• Given instruction: Copy the lines from the line with "Localize each UI" to the line with "Enumerate the UI", swapping "wall-section" for "wall-body" and changing nothing else. Leave the pictures out.

[Element and region listings]
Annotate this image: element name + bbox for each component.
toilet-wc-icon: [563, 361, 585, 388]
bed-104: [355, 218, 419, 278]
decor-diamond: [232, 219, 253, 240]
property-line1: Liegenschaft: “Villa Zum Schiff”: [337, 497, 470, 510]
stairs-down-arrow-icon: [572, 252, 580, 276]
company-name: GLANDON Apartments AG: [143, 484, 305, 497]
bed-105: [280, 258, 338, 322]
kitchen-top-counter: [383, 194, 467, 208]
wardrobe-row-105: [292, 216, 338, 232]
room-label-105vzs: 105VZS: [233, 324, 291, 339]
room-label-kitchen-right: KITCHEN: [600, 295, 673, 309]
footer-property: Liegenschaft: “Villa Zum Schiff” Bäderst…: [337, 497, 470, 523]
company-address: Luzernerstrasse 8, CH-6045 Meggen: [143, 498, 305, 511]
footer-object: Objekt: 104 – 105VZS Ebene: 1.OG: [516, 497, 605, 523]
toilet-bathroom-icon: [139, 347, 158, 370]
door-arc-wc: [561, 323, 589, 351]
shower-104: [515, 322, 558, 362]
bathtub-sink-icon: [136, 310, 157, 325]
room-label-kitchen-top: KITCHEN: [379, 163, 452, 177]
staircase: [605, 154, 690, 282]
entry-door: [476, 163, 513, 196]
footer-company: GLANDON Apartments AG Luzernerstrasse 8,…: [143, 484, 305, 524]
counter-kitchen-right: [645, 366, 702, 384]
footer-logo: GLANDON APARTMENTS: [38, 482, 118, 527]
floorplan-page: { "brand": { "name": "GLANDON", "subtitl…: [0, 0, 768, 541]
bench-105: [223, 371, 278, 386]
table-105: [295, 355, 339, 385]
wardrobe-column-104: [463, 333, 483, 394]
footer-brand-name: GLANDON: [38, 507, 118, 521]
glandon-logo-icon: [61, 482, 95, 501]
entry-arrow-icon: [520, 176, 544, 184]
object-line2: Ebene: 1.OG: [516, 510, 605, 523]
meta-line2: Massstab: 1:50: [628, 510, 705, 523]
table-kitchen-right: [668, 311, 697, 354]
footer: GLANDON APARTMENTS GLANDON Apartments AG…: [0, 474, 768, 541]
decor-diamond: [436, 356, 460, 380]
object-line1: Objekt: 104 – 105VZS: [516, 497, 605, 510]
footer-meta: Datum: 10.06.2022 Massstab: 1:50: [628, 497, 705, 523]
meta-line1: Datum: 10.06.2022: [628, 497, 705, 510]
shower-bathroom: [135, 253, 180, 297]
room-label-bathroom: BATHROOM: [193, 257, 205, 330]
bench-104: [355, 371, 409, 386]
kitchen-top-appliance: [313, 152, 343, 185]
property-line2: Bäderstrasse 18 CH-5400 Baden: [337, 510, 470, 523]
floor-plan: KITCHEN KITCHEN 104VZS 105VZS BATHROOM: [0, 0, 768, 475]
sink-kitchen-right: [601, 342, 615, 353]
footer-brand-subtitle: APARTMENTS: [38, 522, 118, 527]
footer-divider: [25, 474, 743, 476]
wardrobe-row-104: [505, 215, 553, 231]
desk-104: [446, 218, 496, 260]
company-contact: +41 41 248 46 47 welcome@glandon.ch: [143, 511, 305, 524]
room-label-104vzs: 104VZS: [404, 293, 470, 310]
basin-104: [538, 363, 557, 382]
---
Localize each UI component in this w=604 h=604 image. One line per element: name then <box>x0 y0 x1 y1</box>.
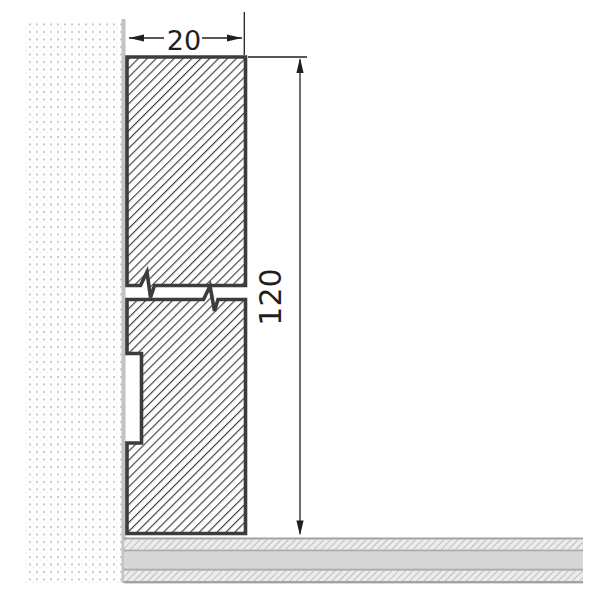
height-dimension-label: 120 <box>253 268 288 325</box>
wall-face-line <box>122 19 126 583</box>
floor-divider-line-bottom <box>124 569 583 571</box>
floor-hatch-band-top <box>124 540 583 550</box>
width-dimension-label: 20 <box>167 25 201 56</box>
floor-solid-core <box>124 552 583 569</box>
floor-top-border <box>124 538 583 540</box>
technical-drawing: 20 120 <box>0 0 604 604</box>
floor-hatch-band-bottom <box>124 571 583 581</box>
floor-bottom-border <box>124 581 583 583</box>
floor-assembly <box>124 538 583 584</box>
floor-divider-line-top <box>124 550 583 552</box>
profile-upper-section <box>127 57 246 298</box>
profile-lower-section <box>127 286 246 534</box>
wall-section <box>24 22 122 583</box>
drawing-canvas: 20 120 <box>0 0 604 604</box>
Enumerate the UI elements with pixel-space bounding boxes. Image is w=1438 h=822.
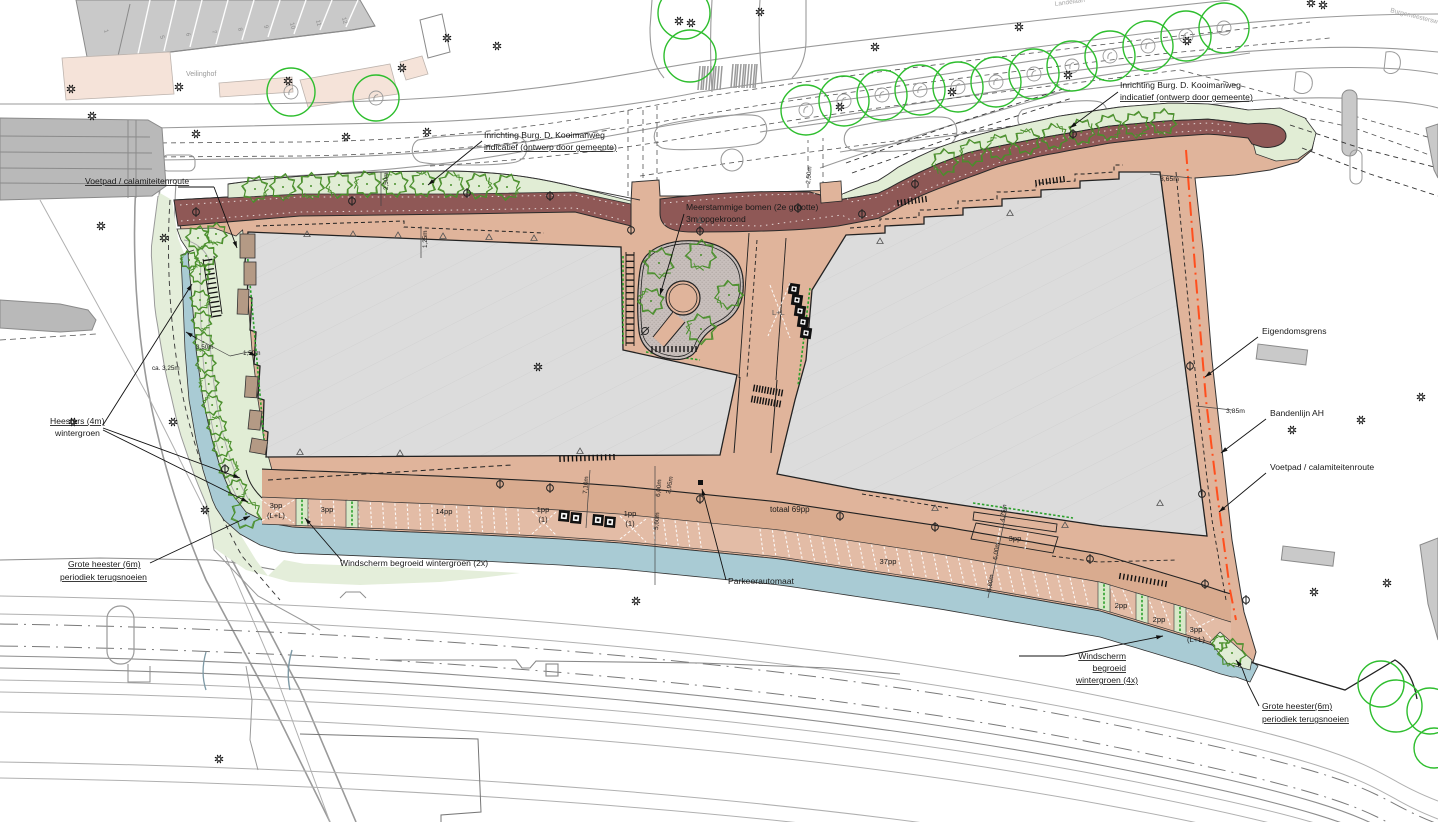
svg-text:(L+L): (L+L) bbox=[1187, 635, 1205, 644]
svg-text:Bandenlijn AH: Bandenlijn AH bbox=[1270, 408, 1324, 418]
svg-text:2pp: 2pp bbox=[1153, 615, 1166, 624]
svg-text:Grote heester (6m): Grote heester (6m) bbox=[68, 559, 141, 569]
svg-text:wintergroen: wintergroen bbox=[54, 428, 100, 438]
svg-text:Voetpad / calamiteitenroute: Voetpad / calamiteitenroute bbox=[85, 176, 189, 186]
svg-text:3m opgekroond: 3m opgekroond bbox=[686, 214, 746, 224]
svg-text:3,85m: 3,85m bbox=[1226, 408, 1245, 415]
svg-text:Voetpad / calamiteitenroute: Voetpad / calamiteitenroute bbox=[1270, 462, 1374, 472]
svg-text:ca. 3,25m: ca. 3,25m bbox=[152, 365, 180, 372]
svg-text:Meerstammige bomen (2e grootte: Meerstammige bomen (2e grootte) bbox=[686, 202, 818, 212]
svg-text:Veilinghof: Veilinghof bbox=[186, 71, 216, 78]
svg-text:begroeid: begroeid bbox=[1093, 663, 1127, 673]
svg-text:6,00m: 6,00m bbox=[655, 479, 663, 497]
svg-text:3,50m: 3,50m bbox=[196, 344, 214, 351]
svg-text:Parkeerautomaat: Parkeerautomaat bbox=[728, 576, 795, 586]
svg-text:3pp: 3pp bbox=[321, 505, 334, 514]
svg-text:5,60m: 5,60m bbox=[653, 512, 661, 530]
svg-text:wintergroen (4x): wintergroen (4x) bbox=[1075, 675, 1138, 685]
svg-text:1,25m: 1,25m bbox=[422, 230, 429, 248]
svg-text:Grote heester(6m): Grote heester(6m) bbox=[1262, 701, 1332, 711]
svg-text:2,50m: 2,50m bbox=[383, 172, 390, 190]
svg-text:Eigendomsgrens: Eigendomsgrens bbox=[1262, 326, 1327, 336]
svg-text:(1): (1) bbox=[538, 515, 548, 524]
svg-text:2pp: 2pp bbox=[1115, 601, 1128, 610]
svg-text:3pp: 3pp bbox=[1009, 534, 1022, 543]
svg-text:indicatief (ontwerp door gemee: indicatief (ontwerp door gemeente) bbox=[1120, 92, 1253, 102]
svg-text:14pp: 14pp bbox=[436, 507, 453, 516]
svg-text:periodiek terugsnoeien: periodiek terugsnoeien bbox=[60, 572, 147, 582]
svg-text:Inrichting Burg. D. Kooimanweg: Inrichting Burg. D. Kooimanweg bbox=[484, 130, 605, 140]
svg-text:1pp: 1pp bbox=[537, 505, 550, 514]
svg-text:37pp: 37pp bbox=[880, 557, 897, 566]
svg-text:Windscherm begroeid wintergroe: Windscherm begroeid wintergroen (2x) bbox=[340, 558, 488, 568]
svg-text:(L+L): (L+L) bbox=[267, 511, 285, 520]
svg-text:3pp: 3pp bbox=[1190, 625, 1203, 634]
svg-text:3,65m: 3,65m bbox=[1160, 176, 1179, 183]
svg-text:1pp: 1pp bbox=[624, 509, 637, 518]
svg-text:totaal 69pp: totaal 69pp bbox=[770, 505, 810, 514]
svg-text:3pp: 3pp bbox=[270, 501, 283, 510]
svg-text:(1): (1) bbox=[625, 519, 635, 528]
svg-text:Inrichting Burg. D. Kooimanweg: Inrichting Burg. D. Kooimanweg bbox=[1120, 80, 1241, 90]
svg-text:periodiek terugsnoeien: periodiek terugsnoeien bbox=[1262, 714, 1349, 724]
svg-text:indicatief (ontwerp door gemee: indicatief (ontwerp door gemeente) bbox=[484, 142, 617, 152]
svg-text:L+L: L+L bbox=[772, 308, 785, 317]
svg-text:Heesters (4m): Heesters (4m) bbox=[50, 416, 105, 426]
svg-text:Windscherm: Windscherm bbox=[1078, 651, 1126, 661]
* * *
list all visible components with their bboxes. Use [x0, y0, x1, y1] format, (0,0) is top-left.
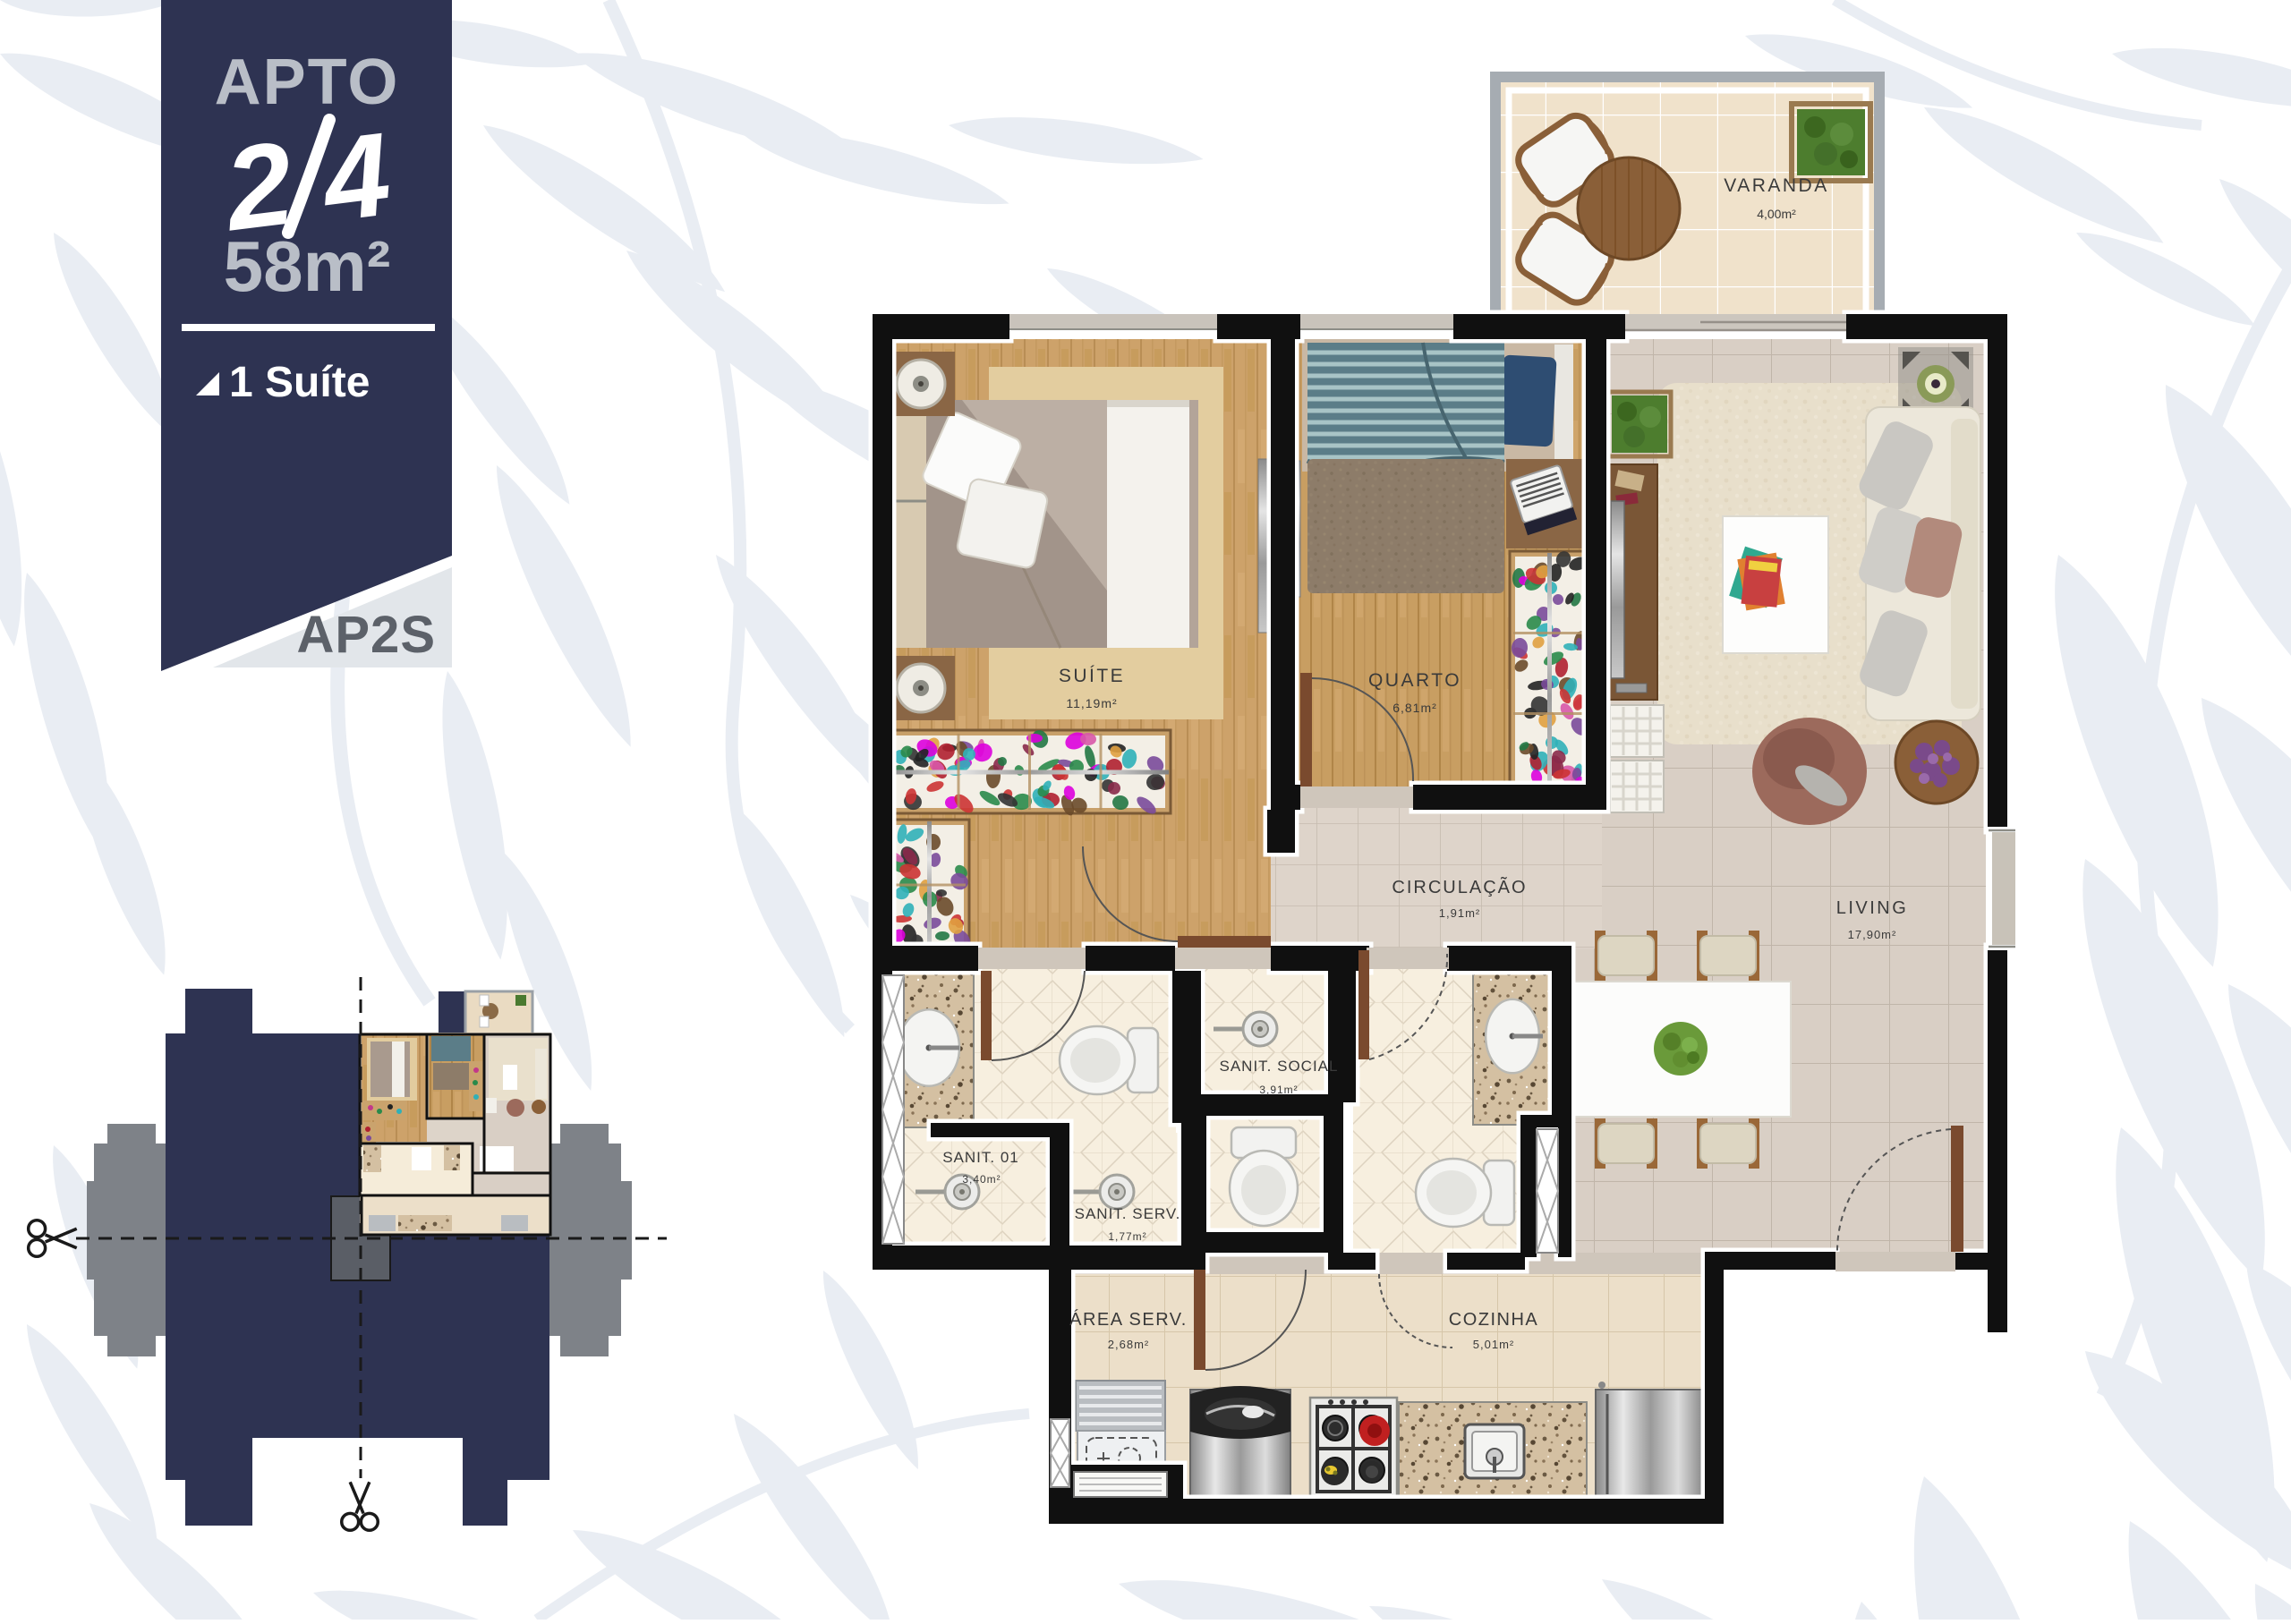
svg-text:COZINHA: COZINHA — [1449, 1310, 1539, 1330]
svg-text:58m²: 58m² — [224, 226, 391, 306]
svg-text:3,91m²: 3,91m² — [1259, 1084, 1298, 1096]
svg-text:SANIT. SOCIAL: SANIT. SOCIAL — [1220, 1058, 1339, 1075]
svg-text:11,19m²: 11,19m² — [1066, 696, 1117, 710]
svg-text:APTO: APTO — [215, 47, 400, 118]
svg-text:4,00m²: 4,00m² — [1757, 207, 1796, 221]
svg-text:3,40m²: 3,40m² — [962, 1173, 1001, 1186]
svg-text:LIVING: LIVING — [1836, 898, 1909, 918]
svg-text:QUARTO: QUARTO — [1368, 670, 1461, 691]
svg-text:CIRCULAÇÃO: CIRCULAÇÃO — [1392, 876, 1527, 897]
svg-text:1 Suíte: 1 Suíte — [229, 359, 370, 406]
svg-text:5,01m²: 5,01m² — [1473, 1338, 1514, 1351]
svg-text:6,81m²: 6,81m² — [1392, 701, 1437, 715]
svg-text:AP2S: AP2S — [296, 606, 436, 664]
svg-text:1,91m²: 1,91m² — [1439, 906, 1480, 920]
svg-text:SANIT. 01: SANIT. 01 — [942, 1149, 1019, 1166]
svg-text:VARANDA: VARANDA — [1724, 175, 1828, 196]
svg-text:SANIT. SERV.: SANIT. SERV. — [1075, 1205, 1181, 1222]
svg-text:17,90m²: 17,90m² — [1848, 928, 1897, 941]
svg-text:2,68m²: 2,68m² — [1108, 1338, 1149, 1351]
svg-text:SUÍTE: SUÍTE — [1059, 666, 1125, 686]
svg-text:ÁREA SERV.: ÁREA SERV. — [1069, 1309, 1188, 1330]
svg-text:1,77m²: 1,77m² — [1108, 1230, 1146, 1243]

• Task solution:
Localize each UI component in this w=604 h=604 image. One line per element: name then <box>x0 y0 x1 y1</box>.
height-dimension-label: 120 <box>253 268 288 325</box>
wall-face-line <box>122 19 126 583</box>
floor-divider-line-bottom <box>124 569 583 571</box>
floor-hatch-band-top <box>124 540 583 550</box>
width-dimension-label: 20 <box>167 25 201 56</box>
floor-solid-core <box>124 552 583 569</box>
floor-top-border <box>124 538 583 540</box>
technical-drawing: 20 120 <box>0 0 604 604</box>
floor-hatch-band-bottom <box>124 571 583 581</box>
floor-bottom-border <box>124 581 583 583</box>
floor-assembly <box>124 538 583 584</box>
floor-divider-line-top <box>124 550 583 552</box>
profile-upper-section <box>127 57 246 298</box>
profile-lower-section <box>127 286 246 534</box>
wall-body <box>24 22 122 583</box>
drawing-canvas: 20 120 <box>0 0 604 604</box>
Enumerate the UI elements with pixel-space bounding boxes. Image is w=1438 h=822.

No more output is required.